▶ MATERIAL SUPPLIED
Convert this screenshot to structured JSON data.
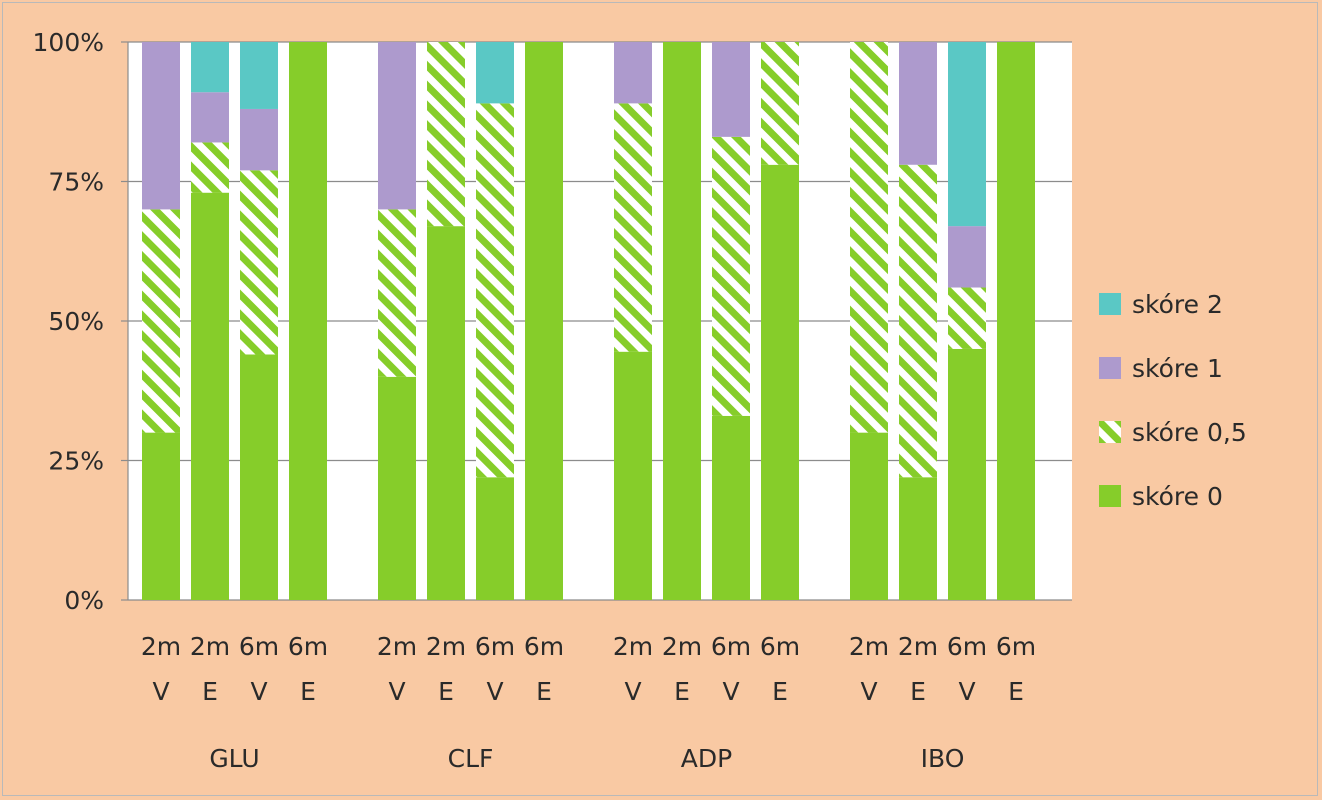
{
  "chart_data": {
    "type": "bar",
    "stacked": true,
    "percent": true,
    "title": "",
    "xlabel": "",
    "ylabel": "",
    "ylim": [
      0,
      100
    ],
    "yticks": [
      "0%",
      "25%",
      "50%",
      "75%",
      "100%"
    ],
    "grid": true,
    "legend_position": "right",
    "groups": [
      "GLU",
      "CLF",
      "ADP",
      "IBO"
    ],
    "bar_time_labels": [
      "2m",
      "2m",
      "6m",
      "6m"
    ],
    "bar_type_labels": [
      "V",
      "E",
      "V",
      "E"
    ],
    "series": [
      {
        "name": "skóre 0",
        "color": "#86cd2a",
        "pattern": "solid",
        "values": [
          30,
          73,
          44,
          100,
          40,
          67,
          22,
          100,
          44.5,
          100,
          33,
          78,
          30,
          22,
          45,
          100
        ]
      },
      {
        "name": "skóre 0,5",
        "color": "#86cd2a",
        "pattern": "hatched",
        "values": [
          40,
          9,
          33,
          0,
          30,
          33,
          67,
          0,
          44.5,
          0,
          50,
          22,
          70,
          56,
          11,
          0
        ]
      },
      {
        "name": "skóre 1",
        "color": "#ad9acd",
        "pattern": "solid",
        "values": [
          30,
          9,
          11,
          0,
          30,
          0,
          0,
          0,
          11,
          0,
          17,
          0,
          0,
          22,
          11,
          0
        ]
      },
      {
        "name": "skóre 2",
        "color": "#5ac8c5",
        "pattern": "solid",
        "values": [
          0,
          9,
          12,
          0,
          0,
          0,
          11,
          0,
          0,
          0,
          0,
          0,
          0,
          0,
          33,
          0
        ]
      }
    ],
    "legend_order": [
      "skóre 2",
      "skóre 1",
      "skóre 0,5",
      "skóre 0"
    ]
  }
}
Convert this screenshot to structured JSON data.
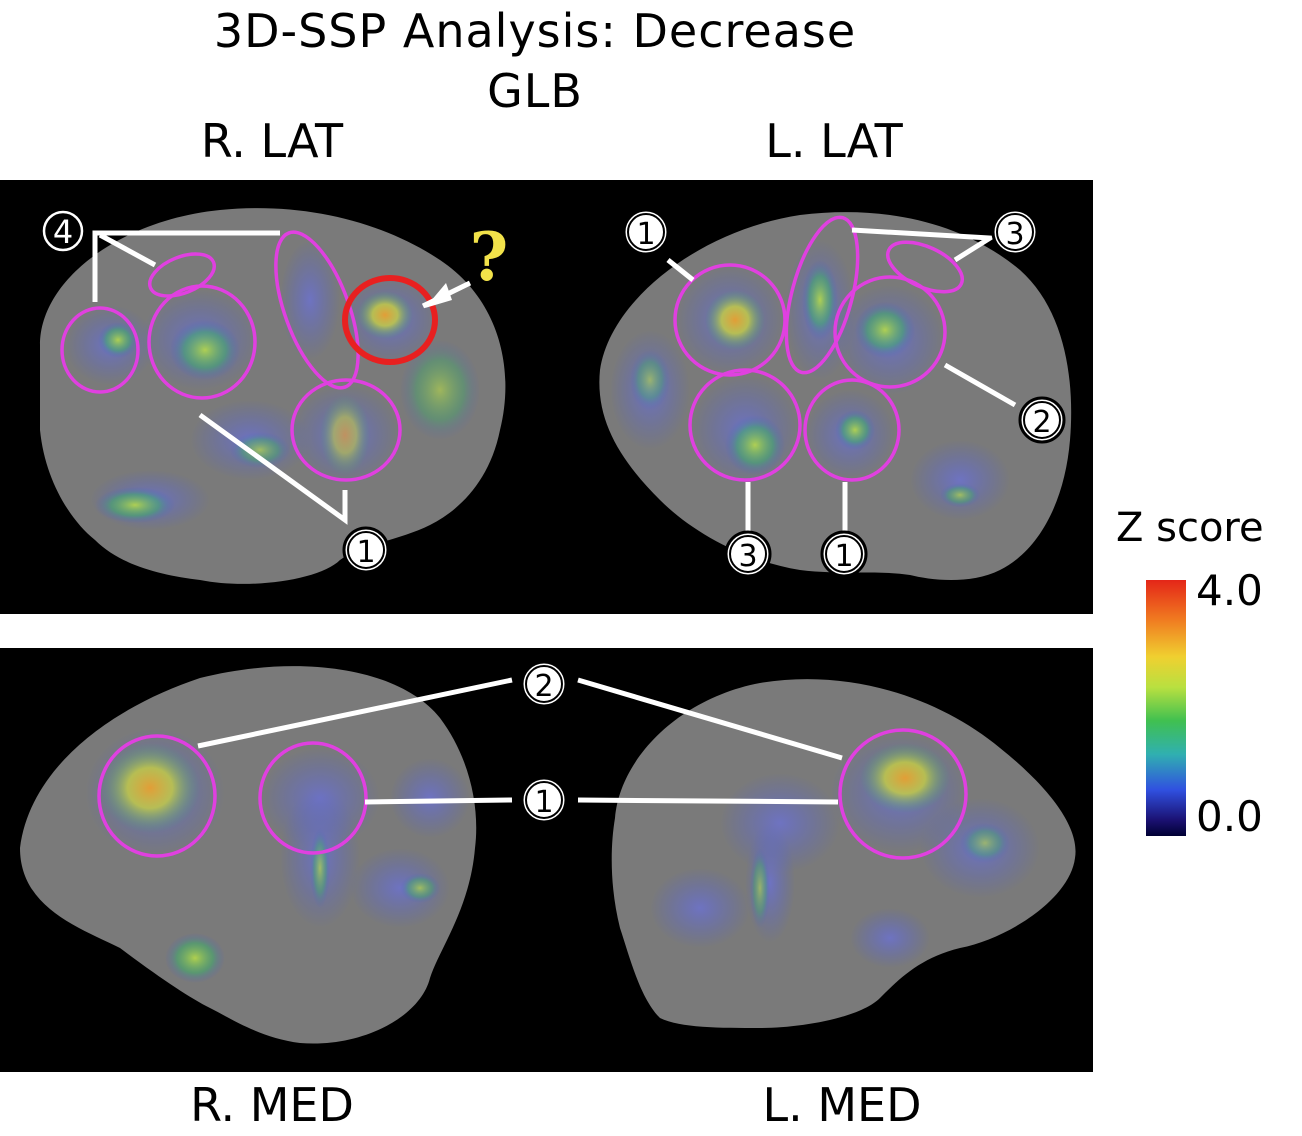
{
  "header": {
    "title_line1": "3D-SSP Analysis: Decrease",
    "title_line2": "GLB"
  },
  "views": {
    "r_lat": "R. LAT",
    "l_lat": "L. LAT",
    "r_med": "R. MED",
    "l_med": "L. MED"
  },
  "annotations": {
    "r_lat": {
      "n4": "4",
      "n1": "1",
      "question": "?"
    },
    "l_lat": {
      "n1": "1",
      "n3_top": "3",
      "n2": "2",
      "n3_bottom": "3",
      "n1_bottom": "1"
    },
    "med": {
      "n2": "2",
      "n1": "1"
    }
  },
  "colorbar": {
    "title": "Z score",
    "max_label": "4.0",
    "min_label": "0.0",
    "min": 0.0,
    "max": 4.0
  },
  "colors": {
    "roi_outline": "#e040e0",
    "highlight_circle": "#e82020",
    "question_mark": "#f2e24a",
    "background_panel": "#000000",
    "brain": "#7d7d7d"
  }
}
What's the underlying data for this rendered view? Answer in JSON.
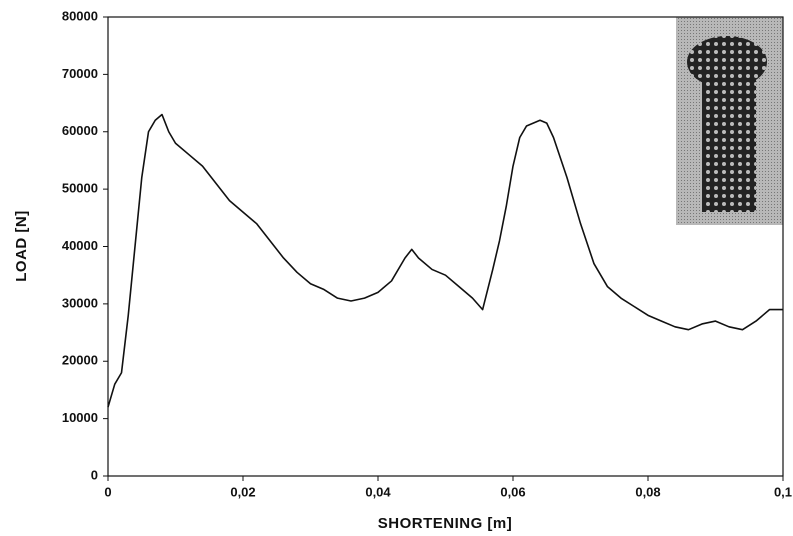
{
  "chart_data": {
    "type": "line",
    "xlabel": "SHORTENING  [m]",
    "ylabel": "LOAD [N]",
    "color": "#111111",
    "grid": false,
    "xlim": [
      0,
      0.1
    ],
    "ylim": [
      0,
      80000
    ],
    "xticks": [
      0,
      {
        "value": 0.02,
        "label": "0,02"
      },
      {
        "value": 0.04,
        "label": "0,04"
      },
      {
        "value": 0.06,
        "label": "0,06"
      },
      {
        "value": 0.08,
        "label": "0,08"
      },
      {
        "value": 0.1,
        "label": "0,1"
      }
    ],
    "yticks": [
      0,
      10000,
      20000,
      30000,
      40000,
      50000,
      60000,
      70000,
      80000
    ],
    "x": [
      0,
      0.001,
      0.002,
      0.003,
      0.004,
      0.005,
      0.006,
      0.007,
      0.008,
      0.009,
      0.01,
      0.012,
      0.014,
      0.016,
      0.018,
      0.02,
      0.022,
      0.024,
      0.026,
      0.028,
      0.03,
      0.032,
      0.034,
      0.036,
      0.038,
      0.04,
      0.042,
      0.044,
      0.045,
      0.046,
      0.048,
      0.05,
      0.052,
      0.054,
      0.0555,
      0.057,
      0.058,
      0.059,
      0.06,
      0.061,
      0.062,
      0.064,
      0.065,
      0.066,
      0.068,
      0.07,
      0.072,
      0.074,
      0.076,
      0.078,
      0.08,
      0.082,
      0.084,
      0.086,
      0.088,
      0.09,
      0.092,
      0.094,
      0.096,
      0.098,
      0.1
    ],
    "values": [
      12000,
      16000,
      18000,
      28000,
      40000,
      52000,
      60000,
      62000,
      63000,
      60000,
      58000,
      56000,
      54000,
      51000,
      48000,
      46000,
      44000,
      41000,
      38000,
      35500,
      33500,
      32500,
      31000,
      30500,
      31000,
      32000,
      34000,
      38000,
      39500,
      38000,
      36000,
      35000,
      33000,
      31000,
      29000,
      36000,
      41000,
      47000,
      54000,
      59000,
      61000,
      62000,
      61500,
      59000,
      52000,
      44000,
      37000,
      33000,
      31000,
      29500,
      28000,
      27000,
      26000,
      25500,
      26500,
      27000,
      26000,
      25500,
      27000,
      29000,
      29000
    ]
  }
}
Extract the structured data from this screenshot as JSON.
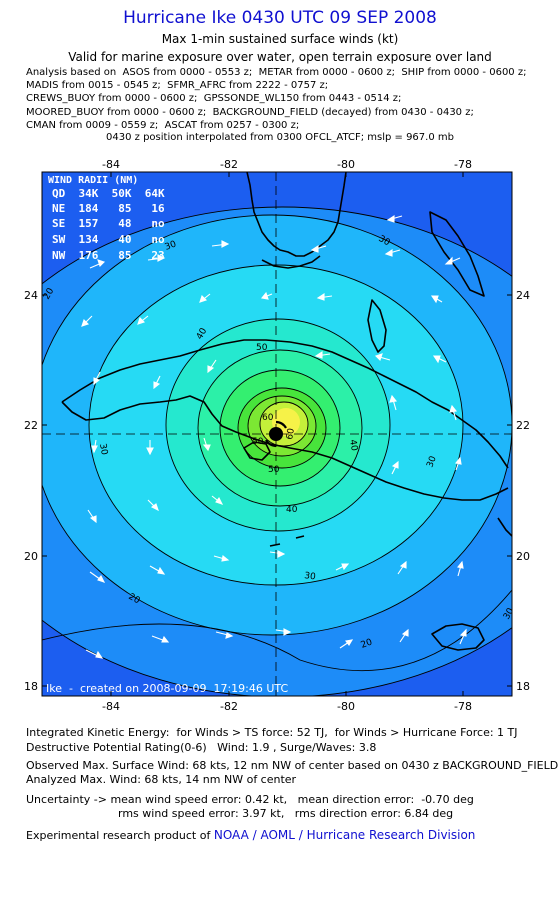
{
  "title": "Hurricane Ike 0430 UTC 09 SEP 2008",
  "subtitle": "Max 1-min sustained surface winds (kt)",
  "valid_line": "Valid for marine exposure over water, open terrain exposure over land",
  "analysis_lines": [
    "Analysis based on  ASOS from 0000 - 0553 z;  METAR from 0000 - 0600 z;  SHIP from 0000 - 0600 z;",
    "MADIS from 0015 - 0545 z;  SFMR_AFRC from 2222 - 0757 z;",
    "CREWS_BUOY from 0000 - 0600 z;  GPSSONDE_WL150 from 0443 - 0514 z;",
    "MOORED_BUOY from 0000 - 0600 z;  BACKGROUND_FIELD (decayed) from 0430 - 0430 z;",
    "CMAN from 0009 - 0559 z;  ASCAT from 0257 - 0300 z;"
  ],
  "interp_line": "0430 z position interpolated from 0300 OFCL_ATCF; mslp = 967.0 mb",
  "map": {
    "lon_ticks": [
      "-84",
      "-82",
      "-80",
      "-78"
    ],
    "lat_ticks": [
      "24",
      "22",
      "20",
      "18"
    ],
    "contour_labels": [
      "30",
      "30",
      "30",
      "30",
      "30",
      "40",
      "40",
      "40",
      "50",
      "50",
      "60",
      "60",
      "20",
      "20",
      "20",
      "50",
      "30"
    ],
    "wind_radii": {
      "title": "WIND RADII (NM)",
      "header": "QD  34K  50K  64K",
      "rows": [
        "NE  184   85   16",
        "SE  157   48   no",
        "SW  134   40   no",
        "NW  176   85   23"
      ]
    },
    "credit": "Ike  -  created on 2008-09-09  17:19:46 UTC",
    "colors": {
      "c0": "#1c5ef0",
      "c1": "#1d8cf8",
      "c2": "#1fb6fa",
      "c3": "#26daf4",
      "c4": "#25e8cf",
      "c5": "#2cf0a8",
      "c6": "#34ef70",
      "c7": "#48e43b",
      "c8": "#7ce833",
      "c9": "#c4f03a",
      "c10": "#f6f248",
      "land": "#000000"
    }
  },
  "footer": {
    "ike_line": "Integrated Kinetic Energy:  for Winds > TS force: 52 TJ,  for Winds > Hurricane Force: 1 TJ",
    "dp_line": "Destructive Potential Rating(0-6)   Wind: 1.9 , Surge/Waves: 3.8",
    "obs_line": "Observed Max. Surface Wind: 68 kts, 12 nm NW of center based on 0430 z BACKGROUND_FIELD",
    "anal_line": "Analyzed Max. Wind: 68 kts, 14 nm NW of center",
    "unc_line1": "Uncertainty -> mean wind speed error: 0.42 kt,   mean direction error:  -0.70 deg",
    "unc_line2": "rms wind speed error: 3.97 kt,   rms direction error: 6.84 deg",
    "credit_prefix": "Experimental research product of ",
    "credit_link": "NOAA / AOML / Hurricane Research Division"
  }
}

▶ TASK PROMPT
Within the records above, how many lines include the word "based"? State the number by itself.

▶ THE RESPONSE
2